[Goal] Locate the string "price" in the records below. Copy every line where it occurs.

[Supplied information]
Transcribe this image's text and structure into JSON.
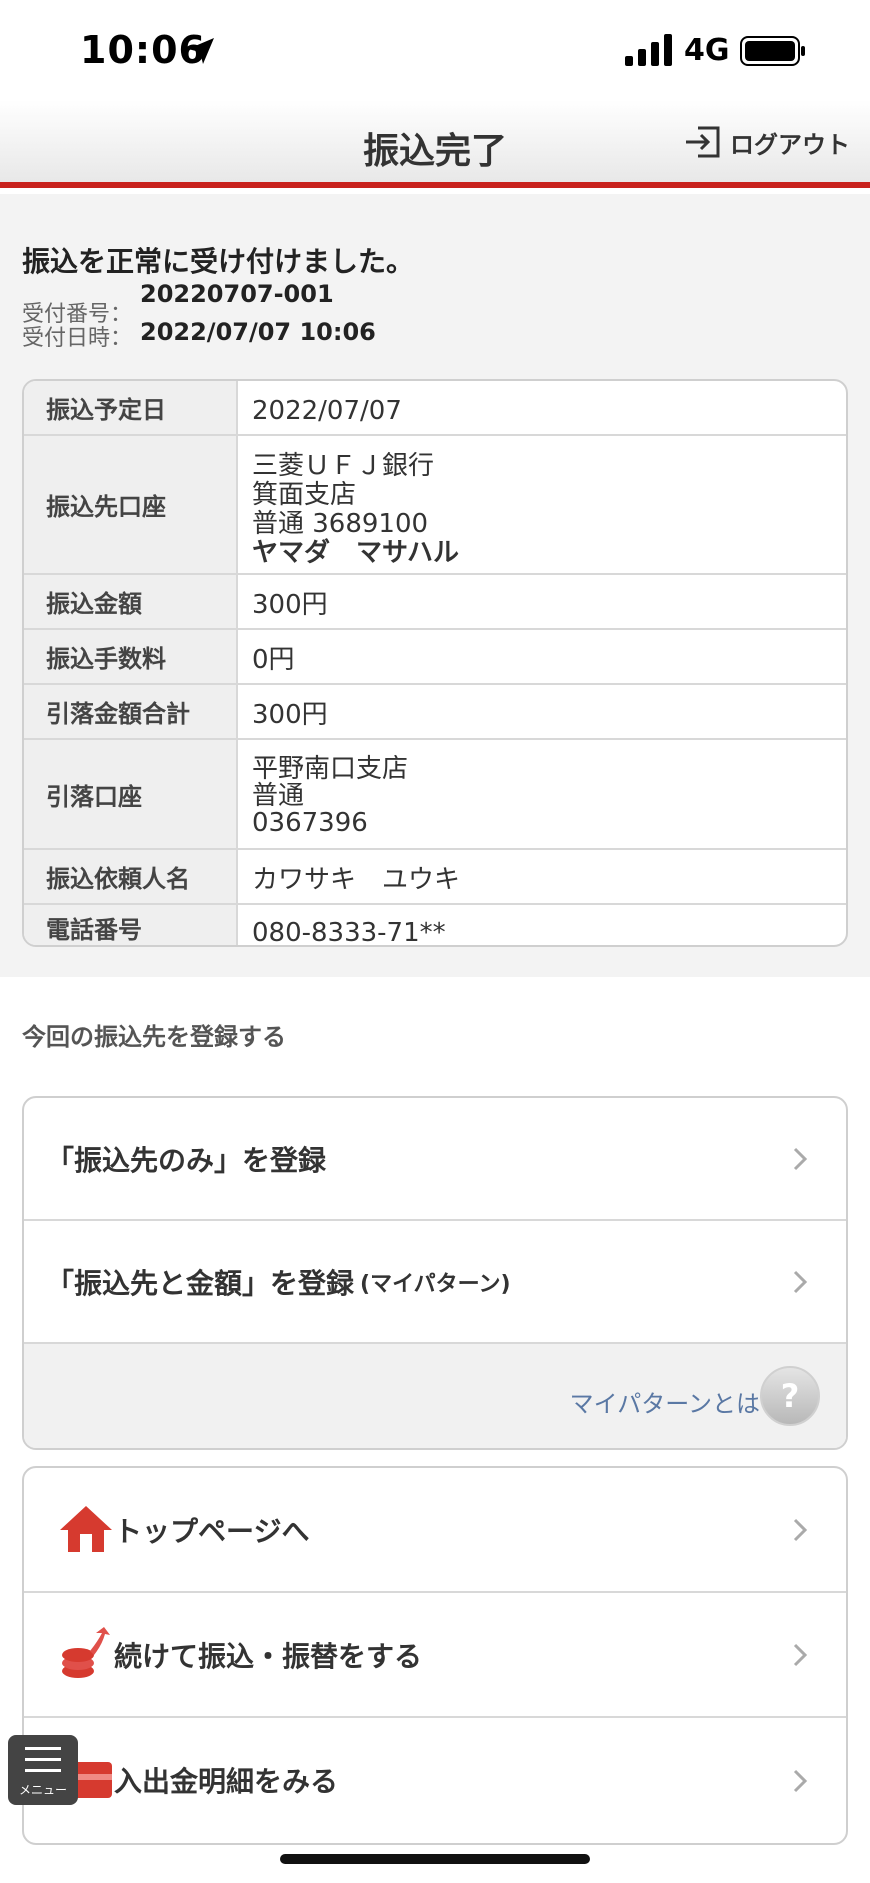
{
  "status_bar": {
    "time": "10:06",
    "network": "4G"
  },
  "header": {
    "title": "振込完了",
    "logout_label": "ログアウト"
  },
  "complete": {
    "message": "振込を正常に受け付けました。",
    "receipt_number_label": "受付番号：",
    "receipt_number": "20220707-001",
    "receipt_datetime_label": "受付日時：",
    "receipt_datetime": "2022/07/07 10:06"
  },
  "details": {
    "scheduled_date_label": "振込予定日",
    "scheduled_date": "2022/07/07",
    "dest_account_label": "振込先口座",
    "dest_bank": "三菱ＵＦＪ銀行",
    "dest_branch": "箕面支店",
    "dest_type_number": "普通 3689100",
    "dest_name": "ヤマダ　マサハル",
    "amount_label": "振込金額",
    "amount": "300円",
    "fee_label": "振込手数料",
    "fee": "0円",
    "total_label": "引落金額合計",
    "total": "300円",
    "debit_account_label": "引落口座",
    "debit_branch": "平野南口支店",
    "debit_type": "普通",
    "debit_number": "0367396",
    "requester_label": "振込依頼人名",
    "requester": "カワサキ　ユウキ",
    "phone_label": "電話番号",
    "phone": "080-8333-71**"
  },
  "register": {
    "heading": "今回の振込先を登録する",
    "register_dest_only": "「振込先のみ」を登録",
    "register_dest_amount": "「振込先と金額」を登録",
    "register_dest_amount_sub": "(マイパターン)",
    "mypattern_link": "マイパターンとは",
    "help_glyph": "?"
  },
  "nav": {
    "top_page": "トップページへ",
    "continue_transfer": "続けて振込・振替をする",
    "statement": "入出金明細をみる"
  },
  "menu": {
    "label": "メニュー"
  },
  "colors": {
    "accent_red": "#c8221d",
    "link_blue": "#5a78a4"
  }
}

...

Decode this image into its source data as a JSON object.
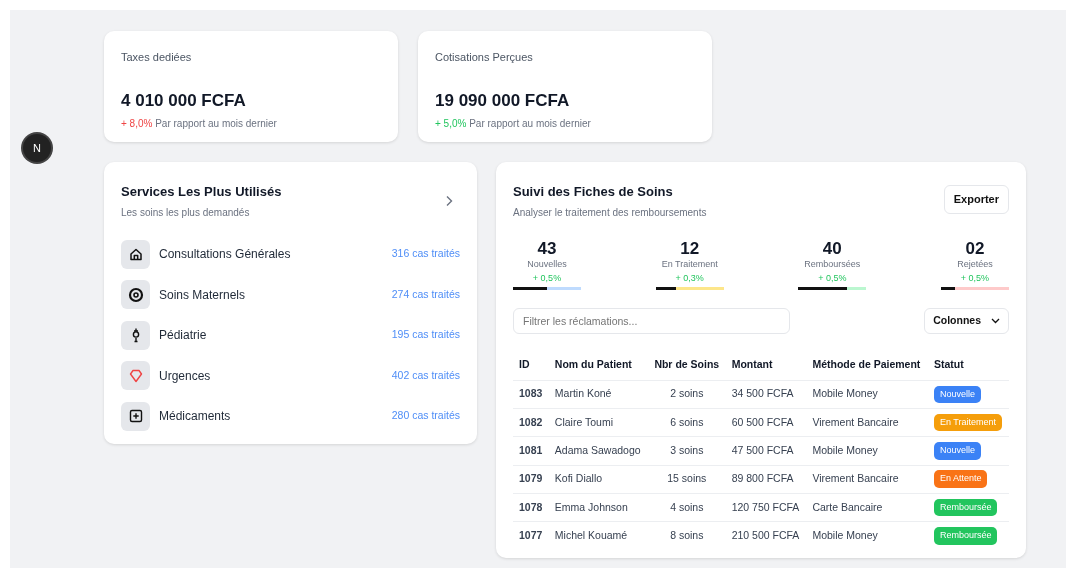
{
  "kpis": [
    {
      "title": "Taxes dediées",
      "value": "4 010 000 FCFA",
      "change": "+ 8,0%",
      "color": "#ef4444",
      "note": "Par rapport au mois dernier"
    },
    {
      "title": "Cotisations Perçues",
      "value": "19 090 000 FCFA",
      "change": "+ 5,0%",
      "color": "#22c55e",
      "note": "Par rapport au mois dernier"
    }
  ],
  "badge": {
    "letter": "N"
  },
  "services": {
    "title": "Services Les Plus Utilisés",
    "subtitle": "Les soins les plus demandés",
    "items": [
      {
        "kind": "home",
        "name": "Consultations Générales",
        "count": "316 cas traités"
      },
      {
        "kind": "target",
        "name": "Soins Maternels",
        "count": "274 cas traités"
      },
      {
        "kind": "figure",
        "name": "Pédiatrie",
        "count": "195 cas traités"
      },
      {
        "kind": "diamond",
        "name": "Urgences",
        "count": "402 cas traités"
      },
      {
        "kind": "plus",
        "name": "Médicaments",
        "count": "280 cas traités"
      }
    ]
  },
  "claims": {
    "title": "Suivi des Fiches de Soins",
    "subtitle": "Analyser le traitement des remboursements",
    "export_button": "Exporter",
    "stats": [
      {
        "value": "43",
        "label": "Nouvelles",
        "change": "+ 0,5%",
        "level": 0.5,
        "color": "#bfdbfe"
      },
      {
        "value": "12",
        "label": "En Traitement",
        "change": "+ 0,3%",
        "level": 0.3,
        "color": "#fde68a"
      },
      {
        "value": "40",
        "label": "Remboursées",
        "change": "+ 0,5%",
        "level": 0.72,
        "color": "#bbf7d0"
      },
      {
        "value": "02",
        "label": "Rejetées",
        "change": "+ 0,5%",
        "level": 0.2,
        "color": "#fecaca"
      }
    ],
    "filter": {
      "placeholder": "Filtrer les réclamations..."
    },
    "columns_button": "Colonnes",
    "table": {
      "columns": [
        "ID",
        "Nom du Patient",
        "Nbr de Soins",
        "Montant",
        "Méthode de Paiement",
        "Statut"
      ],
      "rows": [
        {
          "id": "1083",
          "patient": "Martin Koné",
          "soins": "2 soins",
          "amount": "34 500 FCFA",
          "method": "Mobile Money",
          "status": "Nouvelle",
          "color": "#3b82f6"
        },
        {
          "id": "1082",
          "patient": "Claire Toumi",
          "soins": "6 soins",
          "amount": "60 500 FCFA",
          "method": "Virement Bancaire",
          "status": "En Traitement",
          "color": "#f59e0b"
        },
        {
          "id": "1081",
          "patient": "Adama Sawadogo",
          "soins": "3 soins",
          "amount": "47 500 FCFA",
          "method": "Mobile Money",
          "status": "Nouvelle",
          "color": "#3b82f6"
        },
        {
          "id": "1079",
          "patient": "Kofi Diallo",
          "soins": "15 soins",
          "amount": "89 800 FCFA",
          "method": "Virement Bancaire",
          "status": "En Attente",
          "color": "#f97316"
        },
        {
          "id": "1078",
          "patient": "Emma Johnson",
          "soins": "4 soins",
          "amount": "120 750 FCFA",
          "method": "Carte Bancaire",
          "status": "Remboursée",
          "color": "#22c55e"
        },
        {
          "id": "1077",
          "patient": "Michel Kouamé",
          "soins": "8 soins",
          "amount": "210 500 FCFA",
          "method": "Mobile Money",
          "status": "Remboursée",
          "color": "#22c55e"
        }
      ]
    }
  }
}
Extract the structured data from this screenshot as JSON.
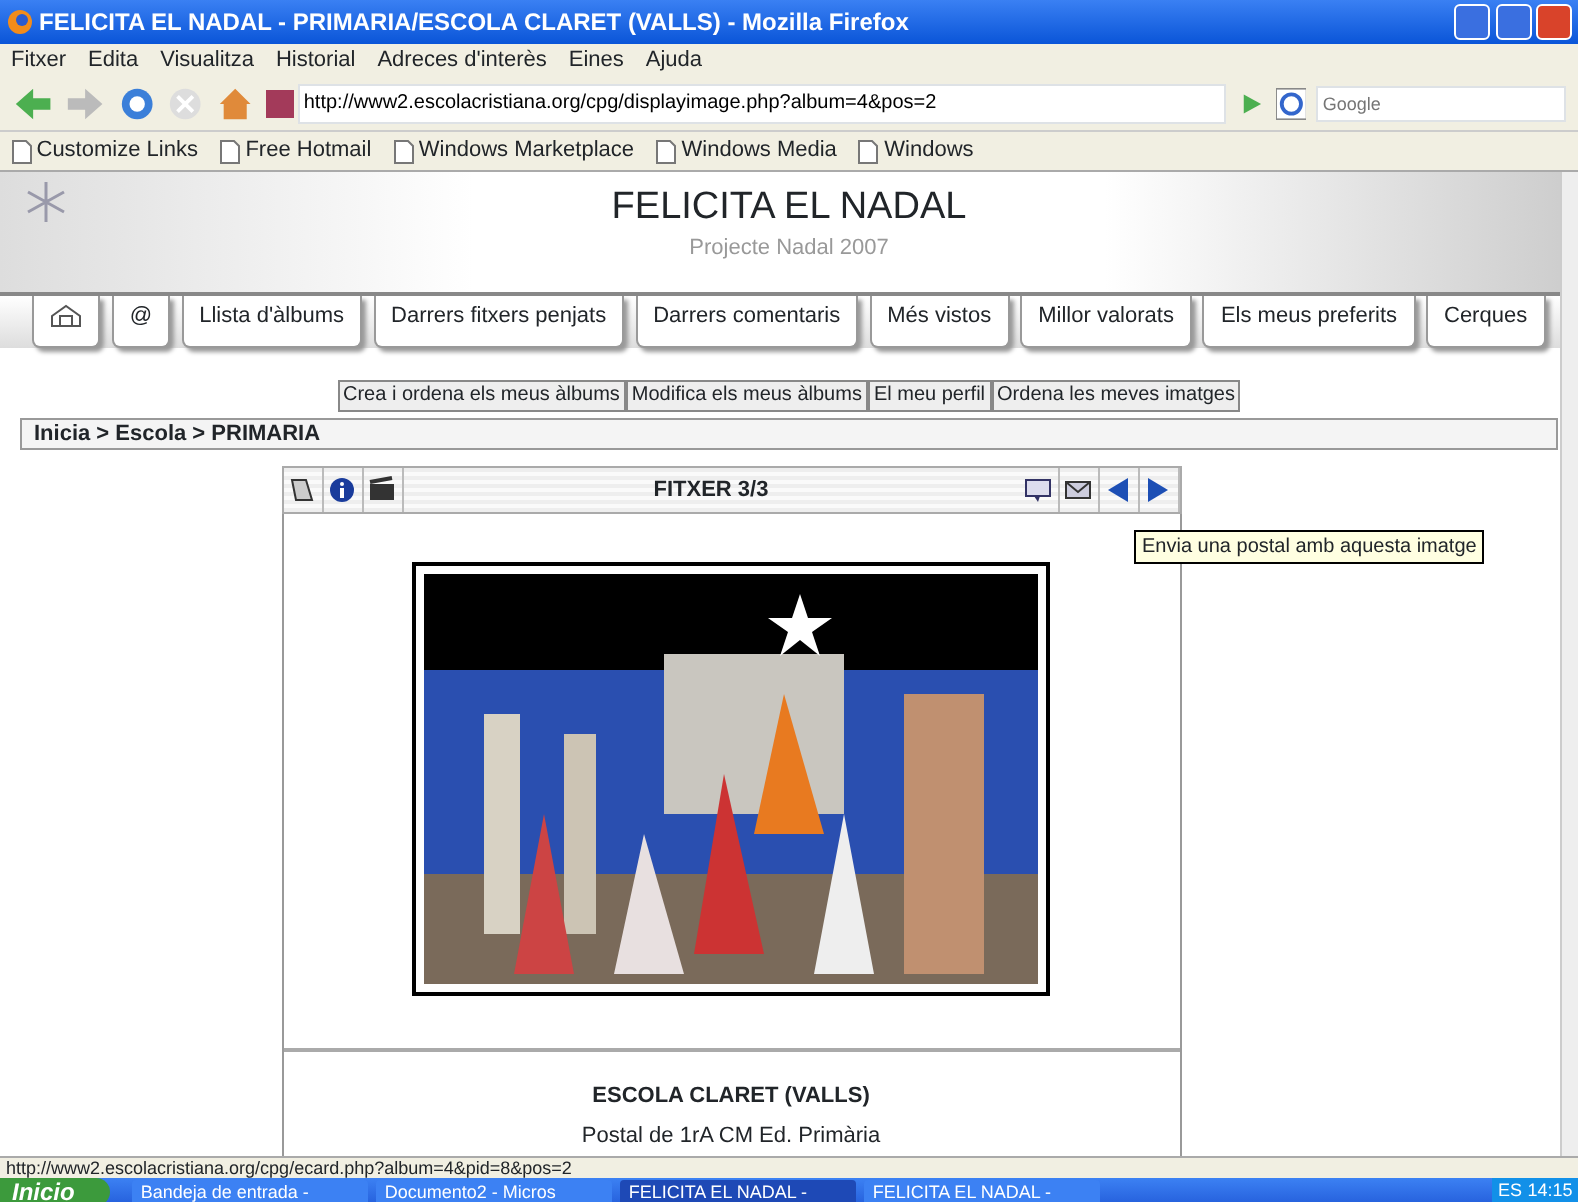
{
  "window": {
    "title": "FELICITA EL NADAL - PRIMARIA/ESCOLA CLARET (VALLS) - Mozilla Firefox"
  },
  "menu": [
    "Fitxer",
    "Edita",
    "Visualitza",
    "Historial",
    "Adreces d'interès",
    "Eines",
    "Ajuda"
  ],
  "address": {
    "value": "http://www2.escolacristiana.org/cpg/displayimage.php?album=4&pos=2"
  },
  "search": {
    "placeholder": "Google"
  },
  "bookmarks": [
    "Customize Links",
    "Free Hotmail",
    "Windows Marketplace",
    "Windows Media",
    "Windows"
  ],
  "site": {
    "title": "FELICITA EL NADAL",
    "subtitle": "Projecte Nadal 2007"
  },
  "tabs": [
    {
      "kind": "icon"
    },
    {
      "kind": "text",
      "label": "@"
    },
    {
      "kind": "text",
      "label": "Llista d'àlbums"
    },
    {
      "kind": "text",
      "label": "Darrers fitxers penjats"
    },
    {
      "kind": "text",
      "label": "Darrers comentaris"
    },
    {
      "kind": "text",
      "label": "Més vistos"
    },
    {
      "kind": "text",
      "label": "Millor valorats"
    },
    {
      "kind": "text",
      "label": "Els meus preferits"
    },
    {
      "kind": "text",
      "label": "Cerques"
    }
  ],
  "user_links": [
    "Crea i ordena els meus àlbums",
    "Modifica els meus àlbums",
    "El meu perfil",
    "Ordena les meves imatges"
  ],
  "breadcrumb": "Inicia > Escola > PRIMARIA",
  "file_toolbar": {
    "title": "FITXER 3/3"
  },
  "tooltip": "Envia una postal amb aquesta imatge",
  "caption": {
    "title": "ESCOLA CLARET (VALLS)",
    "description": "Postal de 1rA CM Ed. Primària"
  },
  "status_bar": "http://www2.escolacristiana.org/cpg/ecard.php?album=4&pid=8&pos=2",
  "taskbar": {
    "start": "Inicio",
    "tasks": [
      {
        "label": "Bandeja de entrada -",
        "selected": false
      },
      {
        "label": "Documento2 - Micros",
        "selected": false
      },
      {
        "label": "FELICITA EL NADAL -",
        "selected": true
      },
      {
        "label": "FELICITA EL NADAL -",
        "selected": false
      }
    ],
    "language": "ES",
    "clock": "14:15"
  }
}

---

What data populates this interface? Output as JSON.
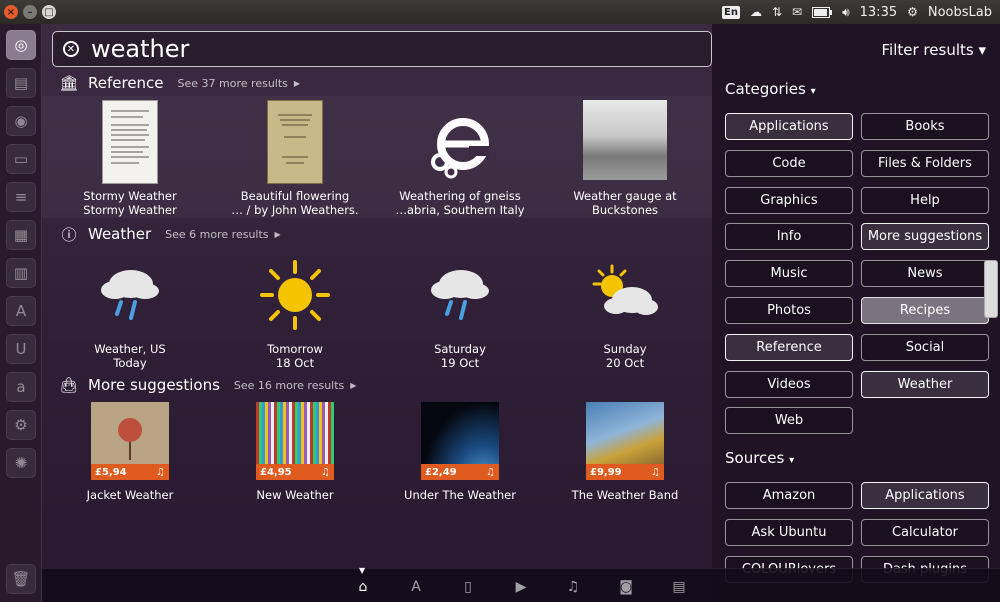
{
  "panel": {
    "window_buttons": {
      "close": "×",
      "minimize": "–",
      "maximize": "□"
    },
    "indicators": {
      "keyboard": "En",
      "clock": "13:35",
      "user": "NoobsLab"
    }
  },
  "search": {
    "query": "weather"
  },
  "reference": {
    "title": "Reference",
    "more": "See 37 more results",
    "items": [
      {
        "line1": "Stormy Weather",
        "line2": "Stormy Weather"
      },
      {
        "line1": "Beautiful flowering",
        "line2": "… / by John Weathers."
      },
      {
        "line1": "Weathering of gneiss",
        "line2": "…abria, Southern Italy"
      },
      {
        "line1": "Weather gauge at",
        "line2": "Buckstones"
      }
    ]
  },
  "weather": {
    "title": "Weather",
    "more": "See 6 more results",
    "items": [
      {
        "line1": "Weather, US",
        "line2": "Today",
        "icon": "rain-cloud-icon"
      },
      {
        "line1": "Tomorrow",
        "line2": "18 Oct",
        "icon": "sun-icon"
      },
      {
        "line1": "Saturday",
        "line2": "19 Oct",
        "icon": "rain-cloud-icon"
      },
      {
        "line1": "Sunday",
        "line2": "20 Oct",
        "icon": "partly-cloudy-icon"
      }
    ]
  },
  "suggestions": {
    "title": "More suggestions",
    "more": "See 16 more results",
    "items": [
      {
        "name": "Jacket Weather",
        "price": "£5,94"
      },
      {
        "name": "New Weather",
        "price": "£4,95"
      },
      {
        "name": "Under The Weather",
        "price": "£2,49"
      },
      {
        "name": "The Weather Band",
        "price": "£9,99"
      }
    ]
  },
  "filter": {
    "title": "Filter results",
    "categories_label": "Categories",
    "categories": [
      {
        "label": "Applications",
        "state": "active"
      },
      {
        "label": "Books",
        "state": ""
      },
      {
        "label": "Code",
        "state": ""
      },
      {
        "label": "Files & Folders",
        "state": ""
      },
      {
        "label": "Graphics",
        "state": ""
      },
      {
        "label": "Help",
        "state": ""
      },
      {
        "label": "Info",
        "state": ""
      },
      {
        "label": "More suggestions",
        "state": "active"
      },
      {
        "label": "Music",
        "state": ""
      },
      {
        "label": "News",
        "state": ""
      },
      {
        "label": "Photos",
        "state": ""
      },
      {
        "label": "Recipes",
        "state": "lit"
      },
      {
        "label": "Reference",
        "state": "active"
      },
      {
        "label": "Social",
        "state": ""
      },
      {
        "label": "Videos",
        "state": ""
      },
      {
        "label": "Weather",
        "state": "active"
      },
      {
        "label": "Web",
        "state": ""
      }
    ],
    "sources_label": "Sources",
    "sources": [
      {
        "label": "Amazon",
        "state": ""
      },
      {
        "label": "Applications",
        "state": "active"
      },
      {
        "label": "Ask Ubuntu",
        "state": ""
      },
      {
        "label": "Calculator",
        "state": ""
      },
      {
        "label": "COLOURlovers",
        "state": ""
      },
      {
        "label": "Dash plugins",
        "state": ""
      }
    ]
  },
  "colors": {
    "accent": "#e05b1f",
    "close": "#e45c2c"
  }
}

[Exercise response]
        "price": "£5,94"
        "price": "£4,95"
        "price": "£2,49"
        "price": "£9,99"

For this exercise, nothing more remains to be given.